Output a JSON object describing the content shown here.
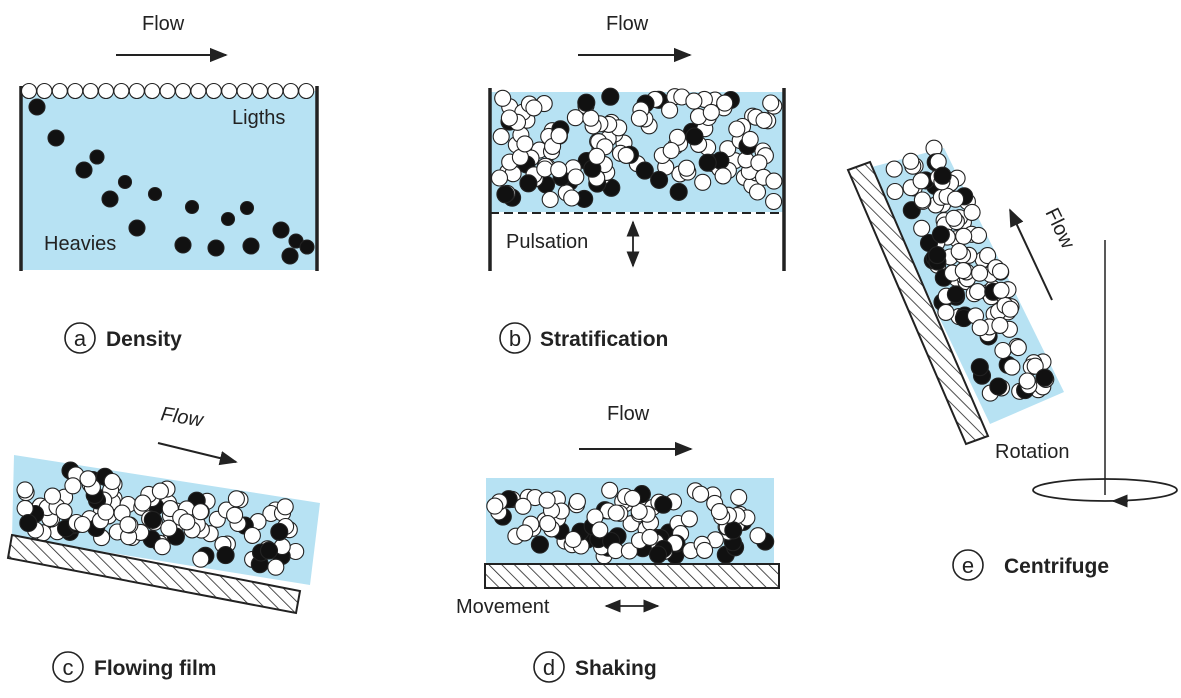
{
  "colors": {
    "fluid": "#b7e2f3",
    "heavy": "#111111",
    "light": "#ffffff",
    "outline": "#222222"
  },
  "panels": {
    "density": {
      "letter": "a",
      "caption": "Density",
      "flow": "Flow",
      "lights": "Ligths",
      "heavies": "Heavies"
    },
    "stratification": {
      "letter": "b",
      "caption": "Stratification",
      "flow": "Flow",
      "pulsation": "Pulsation"
    },
    "flowing_film": {
      "letter": "c",
      "caption": "Flowing film",
      "flow": "Flow"
    },
    "shaking": {
      "letter": "d",
      "caption": "Shaking",
      "flow": "Flow",
      "movement": "Movement"
    },
    "centrifuge": {
      "letter": "e",
      "caption": "Centrifuge",
      "flow": "Flow",
      "rotation": "Rotation"
    }
  }
}
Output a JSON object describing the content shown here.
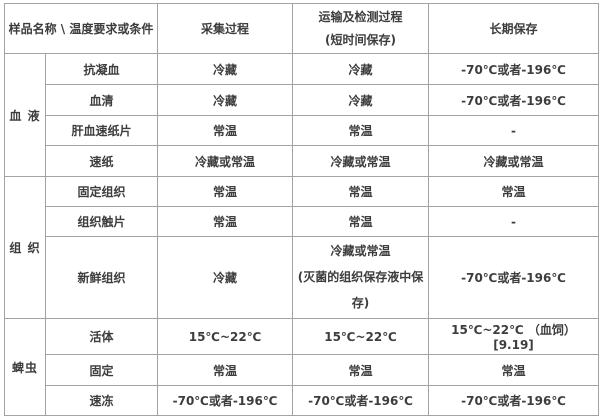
{
  "table": {
    "header": {
      "col_sample": "样品名称 \\ 温度要求或条件",
      "col_collection": "采集过程",
      "col_transport_line1": "运输及检测过程",
      "col_transport_line2": "(短时间保存)",
      "col_longterm": "长期保存"
    },
    "groups": [
      {
        "name": "血 液",
        "rows": [
          {
            "item": "抗凝血",
            "collection": "冷藏",
            "transport": "冷藏",
            "longterm": "-70℃或者-196℃"
          },
          {
            "item": "血清",
            "collection": "冷藏",
            "transport": "冷藏",
            "longterm": "-70℃或者-196℃"
          },
          {
            "item": "肝血速纸片",
            "collection": "常温",
            "transport": "常温",
            "longterm": "-"
          },
          {
            "item": "速纸",
            "collection": "冷藏或常温",
            "transport": "冷藏或常温",
            "longterm": "冷藏或常温"
          }
        ]
      },
      {
        "name": "组 织",
        "rows": [
          {
            "item": "固定组织",
            "collection": "常温",
            "transport": "常温",
            "longterm": "常温"
          },
          {
            "item": "组织触片",
            "collection": "常温",
            "transport": "常温",
            "longterm": "-"
          },
          {
            "item": "新鲜组织",
            "collection": "冷藏",
            "transport": "冷藏或常温",
            "transport_note": "(灭菌的组织保存液中保存)",
            "longterm": "-70℃或者-196℃"
          }
        ]
      },
      {
        "name": "蜱虫",
        "rows": [
          {
            "item": "活体",
            "collection": "15℃~22℃",
            "transport": "15℃~22℃",
            "longterm": "15℃~22℃ （血饲） [9.19]"
          },
          {
            "item": "固定",
            "collection": "常温",
            "transport": "常温",
            "longterm": "常温"
          },
          {
            "item": "速冻",
            "collection": "-70℃或者-196℃",
            "transport": "-70℃或者-196℃",
            "longterm": "-70℃或者-196℃"
          }
        ]
      }
    ]
  },
  "colors": {
    "background": "#ffffff",
    "border": "#a3a3a3",
    "text": "#3d3d3d"
  }
}
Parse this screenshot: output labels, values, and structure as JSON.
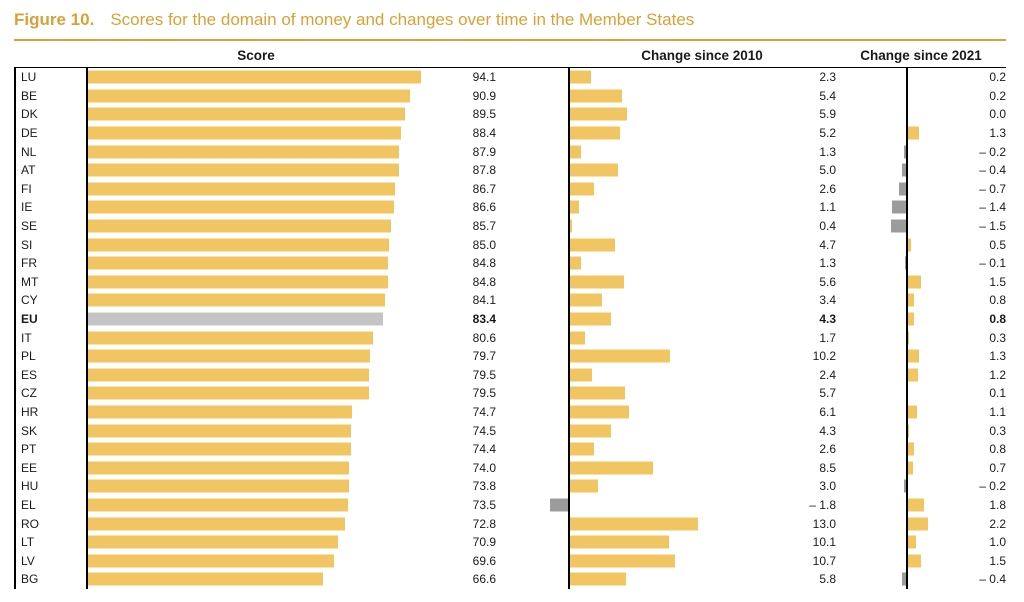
{
  "figure": {
    "label": "Figure 10.",
    "title": "Scores for the domain of money and changes over time in the Member States"
  },
  "headers": {
    "score": "Score",
    "change_2010": "Change since 2010",
    "change_2021": "Change since 2021"
  },
  "colors": {
    "title_gold": "#D9A136",
    "bar_gold": "#F1C662",
    "bar_eu_gray": "#C4C4C4",
    "bar_negative_gray": "#9C9C9C",
    "axis_black": "#000000"
  },
  "chart_data": {
    "type": "bar",
    "orientation": "horizontal",
    "title": "Scores for the domain of money and changes over time in the Member States",
    "highlight_row": "EU",
    "panels": [
      {
        "name": "Score",
        "xlim": [
          0,
          100
        ]
      },
      {
        "name": "Change since 2010",
        "xlim": [
          -2,
          14
        ]
      },
      {
        "name": "Change since 2021",
        "xlim": [
          -2,
          3
        ]
      }
    ],
    "legend": "none",
    "grid": "off",
    "rows": [
      {
        "country": "LU",
        "score": 94.1,
        "change_2010": 2.3,
        "change_2021": 0.2
      },
      {
        "country": "BE",
        "score": 90.9,
        "change_2010": 5.4,
        "change_2021": 0.2
      },
      {
        "country": "DK",
        "score": 89.5,
        "change_2010": 5.9,
        "change_2021": 0.0
      },
      {
        "country": "DE",
        "score": 88.4,
        "change_2010": 5.2,
        "change_2021": 1.3
      },
      {
        "country": "NL",
        "score": 87.9,
        "change_2010": 1.3,
        "change_2021": -0.2
      },
      {
        "country": "AT",
        "score": 87.8,
        "change_2010": 5.0,
        "change_2021": -0.4
      },
      {
        "country": "FI",
        "score": 86.7,
        "change_2010": 2.6,
        "change_2021": -0.7
      },
      {
        "country": "IE",
        "score": 86.6,
        "change_2010": 1.1,
        "change_2021": -1.4
      },
      {
        "country": "SE",
        "score": 85.7,
        "change_2010": 0.4,
        "change_2021": -1.5
      },
      {
        "country": "SI",
        "score": 85.0,
        "change_2010": 4.7,
        "change_2021": 0.5
      },
      {
        "country": "FR",
        "score": 84.8,
        "change_2010": 1.3,
        "change_2021": -0.1
      },
      {
        "country": "MT",
        "score": 84.8,
        "change_2010": 5.6,
        "change_2021": 1.5
      },
      {
        "country": "CY",
        "score": 84.1,
        "change_2010": 3.4,
        "change_2021": 0.8
      },
      {
        "country": "EU",
        "score": 83.4,
        "change_2010": 4.3,
        "change_2021": 0.8
      },
      {
        "country": "IT",
        "score": 80.6,
        "change_2010": 1.7,
        "change_2021": 0.3
      },
      {
        "country": "PL",
        "score": 79.7,
        "change_2010": 10.2,
        "change_2021": 1.3
      },
      {
        "country": "ES",
        "score": 79.5,
        "change_2010": 2.4,
        "change_2021": 1.2
      },
      {
        "country": "CZ",
        "score": 79.5,
        "change_2010": 5.7,
        "change_2021": 0.1
      },
      {
        "country": "HR",
        "score": 74.7,
        "change_2010": 6.1,
        "change_2021": 1.1
      },
      {
        "country": "SK",
        "score": 74.5,
        "change_2010": 4.3,
        "change_2021": 0.3
      },
      {
        "country": "PT",
        "score": 74.4,
        "change_2010": 2.6,
        "change_2021": 0.8
      },
      {
        "country": "EE",
        "score": 74.0,
        "change_2010": 8.5,
        "change_2021": 0.7
      },
      {
        "country": "HU",
        "score": 73.8,
        "change_2010": 3.0,
        "change_2021": -0.2
      },
      {
        "country": "EL",
        "score": 73.5,
        "change_2010": -1.8,
        "change_2021": 1.8
      },
      {
        "country": "RO",
        "score": 72.8,
        "change_2010": 13.0,
        "change_2021": 2.2
      },
      {
        "country": "LT",
        "score": 70.9,
        "change_2010": 10.1,
        "change_2021": 1.0
      },
      {
        "country": "LV",
        "score": 69.6,
        "change_2010": 10.7,
        "change_2021": 1.5
      },
      {
        "country": "BG",
        "score": 66.6,
        "change_2010": 5.8,
        "change_2021": -0.4
      }
    ]
  }
}
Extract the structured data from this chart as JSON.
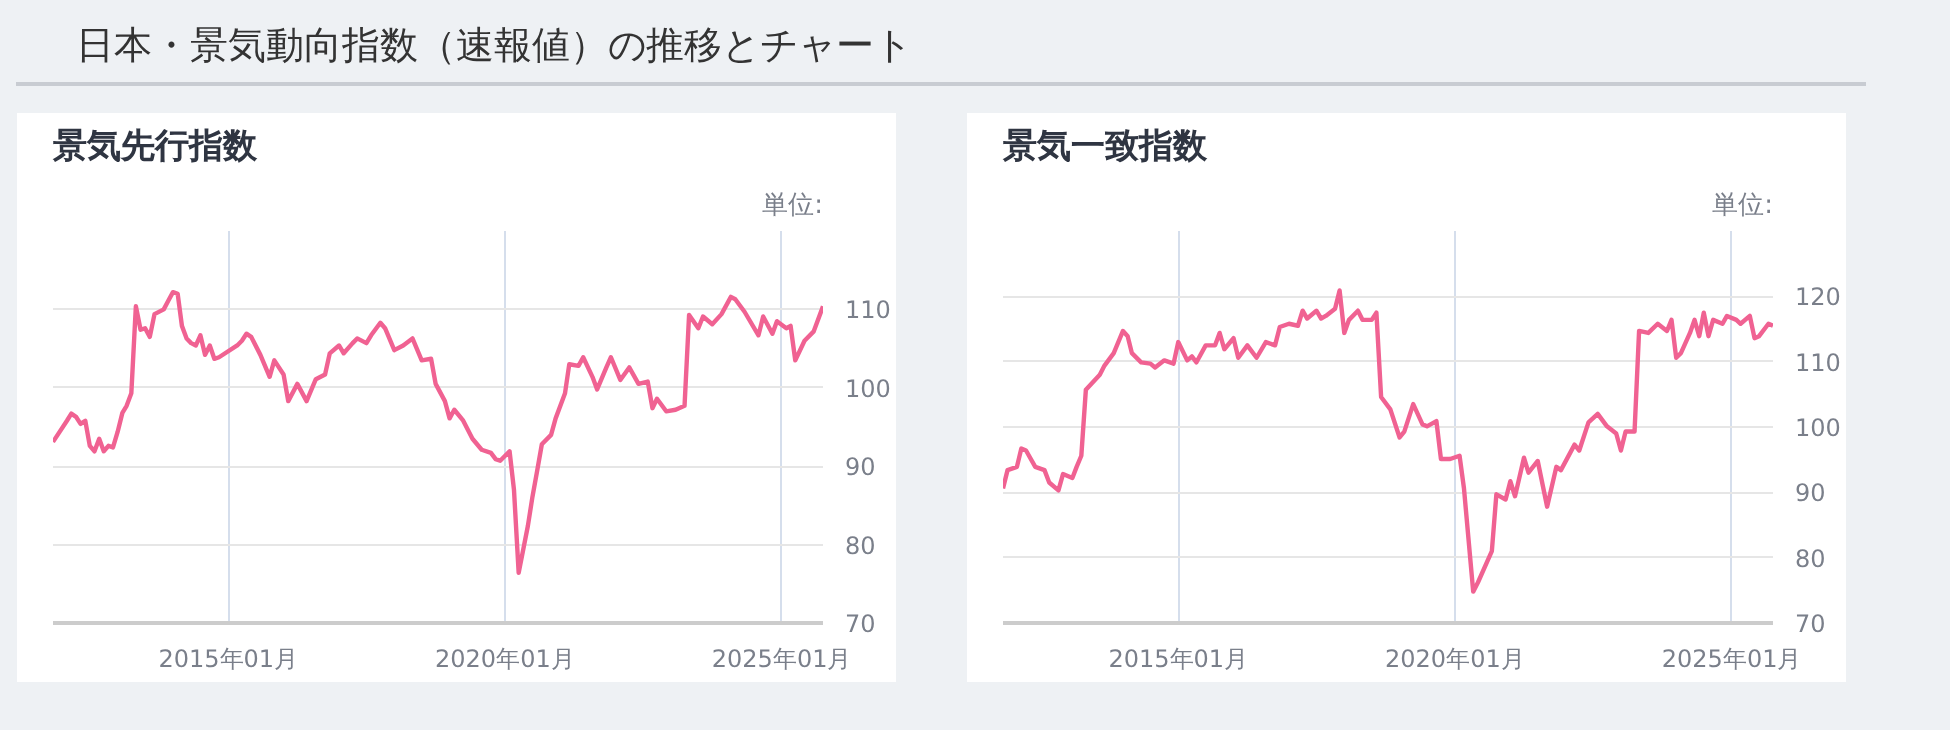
{
  "chart_data": [
    {
      "type": "line",
      "title": "景気先行指数",
      "annotations": [
        "日本・景気動向指数（速報値）の推移とチャート",
        "単位:"
      ],
      "grid": true,
      "marker": "none",
      "line_style": "solid",
      "xlim": [
        "2011-11",
        "2025-10"
      ],
      "xticks": [
        {
          "value": "2015-01",
          "label": "2015年01月"
        },
        {
          "value": "2020-01",
          "label": "2020年01月"
        },
        {
          "value": "2025-01",
          "label": "2025年01月"
        }
      ],
      "ylim": [
        70,
        120
      ],
      "yticks": [
        70,
        80,
        90,
        100,
        110
      ],
      "series": [
        {
          "color": "#f06292",
          "x": [
            "2011-11",
            "2012-02",
            "2012-03",
            "2012-04",
            "2012-05",
            "2012-06",
            "2012-07",
            "2012-08",
            "2012-09",
            "2012-10",
            "2012-11",
            "2012-12",
            "2013-01",
            "2013-02",
            "2013-03",
            "2013-04",
            "2013-05",
            "2013-06",
            "2013-07",
            "2013-08",
            "2013-09",
            "2013-11",
            "2013-12",
            "2014-01",
            "2014-02",
            "2014-03",
            "2014-04",
            "2014-05",
            "2014-06",
            "2014-07",
            "2014-08",
            "2014-09",
            "2014-10",
            "2014-11",
            "2015-03",
            "2015-04",
            "2015-05",
            "2015-06",
            "2015-08",
            "2015-10",
            "2015-11",
            "2016-01",
            "2016-02",
            "2016-04",
            "2016-06",
            "2016-08",
            "2016-10",
            "2016-11",
            "2017-01",
            "2017-02",
            "2017-04",
            "2017-05",
            "2017-07",
            "2017-08",
            "2017-10",
            "2017-11",
            "2018-01",
            "2018-03",
            "2018-05",
            "2018-07",
            "2018-09",
            "2018-10",
            "2018-12",
            "2019-01",
            "2019-02",
            "2019-04",
            "2019-06",
            "2019-08",
            "2019-10",
            "2019-11",
            "2019-12",
            "2020-02",
            "2020-03",
            "2020-04",
            "2020-06",
            "2020-07",
            "2020-08",
            "2020-09",
            "2020-11",
            "2020-12",
            "2021-02",
            "2021-03",
            "2021-05",
            "2021-06",
            "2021-08",
            "2021-09",
            "2021-11",
            "2021-12",
            "2022-02",
            "2022-04",
            "2022-06",
            "2022-08",
            "2022-09",
            "2022-10",
            "2022-12",
            "2023-02",
            "2023-04",
            "2023-05",
            "2023-07",
            "2023-08",
            "2023-10",
            "2023-12",
            "2024-02",
            "2024-03",
            "2024-05",
            "2024-08",
            "2024-09",
            "2024-11",
            "2024-12",
            "2025-02",
            "2025-03",
            "2025-04",
            "2025-06",
            "2025-08",
            "2025-10"
          ],
          "values": [
            93.1,
            95.8,
            96.7,
            96.3,
            95.4,
            95.8,
            92.6,
            91.9,
            93.5,
            91.9,
            92.6,
            92.4,
            94.4,
            96.8,
            97.7,
            99.3,
            110.4,
            107.4,
            107.6,
            106.5,
            109.4,
            110,
            111.1,
            112.2,
            112,
            107.9,
            106.3,
            105.7,
            105.4,
            106.7,
            104.2,
            105.4,
            103.7,
            103.9,
            105.4,
            106,
            106.9,
            106.5,
            104.2,
            101.4,
            103.5,
            101.7,
            98.3,
            100.5,
            98.3,
            101.1,
            101.7,
            104.4,
            105.4,
            104.4,
            105.7,
            106.3,
            105.7,
            106.7,
            108.3,
            107.6,
            104.8,
            105.4,
            106.3,
            103.5,
            103.7,
            100.5,
            98.3,
            96.1,
            97.2,
            95.8,
            93.5,
            92.1,
            91.7,
            90.9,
            90.7,
            91.9,
            87,
            76.4,
            82.4,
            86.1,
            89.4,
            92.8,
            94,
            96.1,
            99.3,
            103,
            102.8,
            103.9,
            101.4,
            99.8,
            102.6,
            103.9,
            101,
            102.6,
            100.5,
            100.8,
            97.4,
            98.6,
            97,
            97.2,
            97.7,
            109.3,
            107.6,
            109.1,
            108.1,
            109.4,
            111.6,
            111.3,
            109.7,
            106.7,
            109.1,
            106.9,
            108.5,
            107.6,
            107.9,
            103.5,
            106,
            107.2,
            110.4
          ]
        }
      ]
    },
    {
      "type": "line",
      "title": "景気一致指数",
      "annotations": [
        "単位:"
      ],
      "grid": true,
      "marker": "none",
      "line_style": "solid",
      "xlim": [
        "2011-11",
        "2025-10"
      ],
      "xticks": [
        {
          "value": "2015-01",
          "label": "2015年01月"
        },
        {
          "value": "2020-01",
          "label": "2020年01月"
        },
        {
          "value": "2025-01",
          "label": "2025年01月"
        }
      ],
      "ylim": [
        70,
        130
      ],
      "yticks": [
        70,
        80,
        90,
        100,
        110,
        120
      ],
      "series": [
        {
          "color": "#f06292",
          "x": [
            "2011-11",
            "2011-12",
            "2012-02",
            "2012-03",
            "2012-04",
            "2012-06",
            "2012-08",
            "2012-09",
            "2012-11",
            "2012-12",
            "2013-02",
            "2013-03",
            "2013-04",
            "2013-05",
            "2013-08",
            "2013-09",
            "2013-11",
            "2014-01",
            "2014-02",
            "2014-03",
            "2014-05",
            "2014-07",
            "2014-08",
            "2014-10",
            "2014-12",
            "2015-01",
            "2015-03",
            "2015-04",
            "2015-05",
            "2015-07",
            "2015-09",
            "2015-10",
            "2015-11",
            "2016-01",
            "2016-02",
            "2016-04",
            "2016-06",
            "2016-08",
            "2016-10",
            "2016-11",
            "2017-01",
            "2017-03",
            "2017-04",
            "2017-05",
            "2017-07",
            "2017-08",
            "2017-09",
            "2017-11",
            "2017-12",
            "2018-01",
            "2018-02",
            "2018-04",
            "2018-05",
            "2018-07",
            "2018-08",
            "2018-09",
            "2018-11",
            "2019-01",
            "2019-02",
            "2019-04",
            "2019-06",
            "2019-07",
            "2019-09",
            "2019-10",
            "2019-12",
            "2020-02",
            "2020-03",
            "2020-05",
            "2020-06",
            "2020-09",
            "2020-10",
            "2020-12",
            "2021-01",
            "2021-02",
            "2021-04",
            "2021-05",
            "2021-07",
            "2021-09",
            "2021-11",
            "2021-12",
            "2022-03",
            "2022-04",
            "2022-06",
            "2022-08",
            "2022-10",
            "2022-12",
            "2023-01",
            "2023-02",
            "2023-04",
            "2023-05",
            "2023-07",
            "2023-09",
            "2023-11",
            "2023-12",
            "2024-01",
            "2024-02",
            "2024-04",
            "2024-05",
            "2024-06",
            "2024-07",
            "2024-08",
            "2024-09",
            "2024-11",
            "2024-12",
            "2025-02",
            "2025-03",
            "2025-05",
            "2025-06",
            "2025-07",
            "2025-09",
            "2025-10"
          ],
          "values": [
            90.6,
            93.4,
            93.9,
            96.7,
            96.4,
            93.9,
            93.4,
            91.5,
            90.3,
            92.8,
            92.2,
            93.9,
            95.6,
            105.7,
            108,
            109.4,
            111.3,
            114.7,
            113.9,
            111.3,
            109.9,
            109.7,
            109.1,
            110.2,
            109.7,
            113,
            110.2,
            110.8,
            109.9,
            112.5,
            112.5,
            114.4,
            111.9,
            113.6,
            110.6,
            112.5,
            110.6,
            113,
            112.5,
            115.3,
            115.8,
            115.5,
            117.8,
            116.6,
            117.8,
            116.6,
            117,
            118.1,
            120.9,
            114.4,
            116.4,
            117.8,
            116.4,
            116.4,
            117.5,
            104.6,
            102.7,
            98.4,
            99.3,
            103.5,
            100.4,
            100.1,
            100.9,
            95.1,
            95.1,
            95.6,
            90.6,
            74.8,
            76.2,
            81,
            89.7,
            88.9,
            91.7,
            89.4,
            95.3,
            93,
            94.8,
            87.8,
            93.9,
            93.4,
            97.3,
            96.4,
            100.7,
            102,
            100.1,
            99,
            96.4,
            99.3,
            99.3,
            114.7,
            114.4,
            115.8,
            114.7,
            116.4,
            110.6,
            111.3,
            114.4,
            116.4,
            113.9,
            117.5,
            113.9,
            116.4,
            115.8,
            117,
            116.4,
            115.8,
            117,
            113.6,
            113.9,
            115.8,
            115.5
          ]
        }
      ]
    }
  ]
}
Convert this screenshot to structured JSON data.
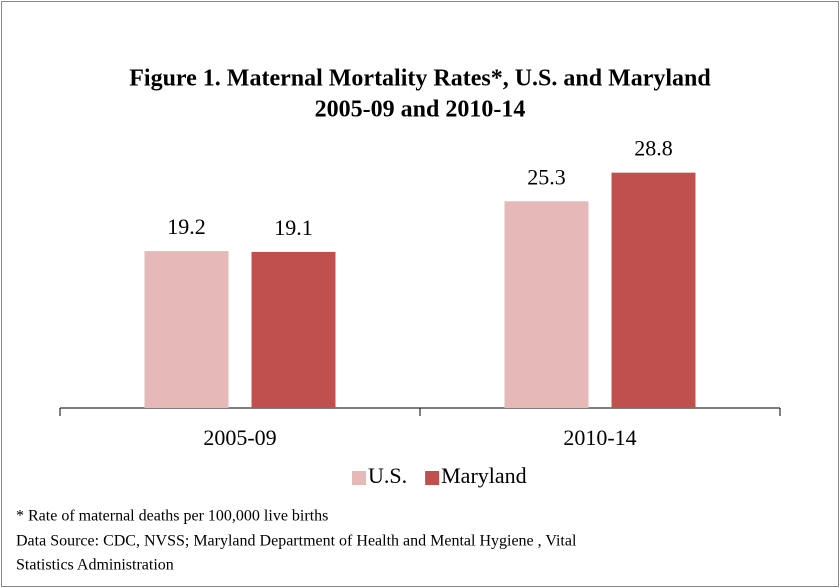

§ TASK TO COMPLETE: Work out the number of lines in this listing that include the word "冷藏或常温". Reply with that number only.

§ FINAL ANSWER: 4